Required work: Write each line out exactly, leaving none out.

-- start of Record set --

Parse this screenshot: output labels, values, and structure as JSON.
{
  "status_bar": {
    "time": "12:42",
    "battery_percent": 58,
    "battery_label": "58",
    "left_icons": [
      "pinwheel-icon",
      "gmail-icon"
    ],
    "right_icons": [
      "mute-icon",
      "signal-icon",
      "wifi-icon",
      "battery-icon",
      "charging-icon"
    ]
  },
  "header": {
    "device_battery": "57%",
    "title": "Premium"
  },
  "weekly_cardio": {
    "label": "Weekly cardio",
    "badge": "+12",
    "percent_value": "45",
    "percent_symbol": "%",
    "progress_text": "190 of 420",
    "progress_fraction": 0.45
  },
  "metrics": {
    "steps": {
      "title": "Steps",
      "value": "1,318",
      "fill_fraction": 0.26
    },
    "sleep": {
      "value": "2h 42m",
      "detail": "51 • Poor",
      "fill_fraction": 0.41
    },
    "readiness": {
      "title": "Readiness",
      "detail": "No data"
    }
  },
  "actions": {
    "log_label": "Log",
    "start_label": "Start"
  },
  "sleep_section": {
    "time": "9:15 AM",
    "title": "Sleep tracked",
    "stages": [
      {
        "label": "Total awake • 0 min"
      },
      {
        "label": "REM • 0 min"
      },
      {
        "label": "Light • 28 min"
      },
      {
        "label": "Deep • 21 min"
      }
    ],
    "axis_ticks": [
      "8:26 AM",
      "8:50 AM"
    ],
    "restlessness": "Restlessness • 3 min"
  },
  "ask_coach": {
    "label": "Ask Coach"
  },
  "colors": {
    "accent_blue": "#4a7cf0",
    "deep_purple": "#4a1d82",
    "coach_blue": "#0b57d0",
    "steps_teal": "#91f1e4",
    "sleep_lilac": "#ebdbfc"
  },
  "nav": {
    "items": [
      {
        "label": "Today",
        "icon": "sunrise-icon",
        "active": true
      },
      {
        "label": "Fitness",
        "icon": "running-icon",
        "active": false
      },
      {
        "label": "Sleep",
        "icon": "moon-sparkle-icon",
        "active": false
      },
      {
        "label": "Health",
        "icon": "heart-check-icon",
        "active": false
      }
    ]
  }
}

-- end of Record set --

Task result:
Parse this screenshot: output labels, values, and structure as JSON.
{
  "status_bar": {
    "time": "12:42",
    "battery_percent": 58,
    "battery_label": "58",
    "left_icons": [
      "pinwheel-icon",
      "gmail-icon"
    ],
    "right_icons": [
      "mute-icon",
      "signal-icon",
      "wifi-icon",
      "battery-icon",
      "charging-icon"
    ]
  },
  "header": {
    "device_battery": "57%",
    "title": "Premium"
  },
  "weekly_cardio": {
    "label": "Weekly cardio",
    "badge": "+12",
    "percent_value": "45",
    "percent_symbol": "%",
    "progress_text": "190 of 420",
    "progress_fraction": 0.45
  },
  "metrics": {
    "steps": {
      "title": "Steps",
      "value": "1,318",
      "fill_fraction": 0.26
    },
    "sleep": {
      "value": "2h 42m",
      "detail": "51 • Poor",
      "fill_fraction": 0.41
    },
    "readiness": {
      "title": "Readiness",
      "detail": "No data"
    }
  },
  "actions": {
    "log_label": "Log",
    "start_label": "Start"
  },
  "sleep_section": {
    "time": "9:15 AM",
    "title": "Sleep tracked",
    "stages": [
      {
        "label": "Total awake • 0 min"
      },
      {
        "label": "REM • 0 min"
      },
      {
        "label": "Light • 28 min"
      },
      {
        "label": "Deep • 21 min"
      }
    ],
    "axis_ticks": [
      "8:26 AM",
      "8:50 AM"
    ],
    "restlessness": "Restlessness • 3 min"
  },
  "ask_coach": {
    "label": "Ask Coach"
  },
  "colors": {
    "accent_blue": "#4a7cf0",
    "deep_purple": "#4a1d82",
    "coach_blue": "#0b57d0",
    "steps_teal": "#91f1e4",
    "sleep_lilac": "#ebdbfc"
  },
  "nav": {
    "items": [
      {
        "label": "Today",
        "icon": "sunrise-icon",
        "active": true
      },
      {
        "label": "Fitness",
        "icon": "running-icon",
        "active": false
      },
      {
        "label": "Sleep",
        "icon": "moon-sparkle-icon",
        "active": false
      },
      {
        "label": "Health",
        "icon": "heart-check-icon",
        "active": false
      }
    ]
  }
}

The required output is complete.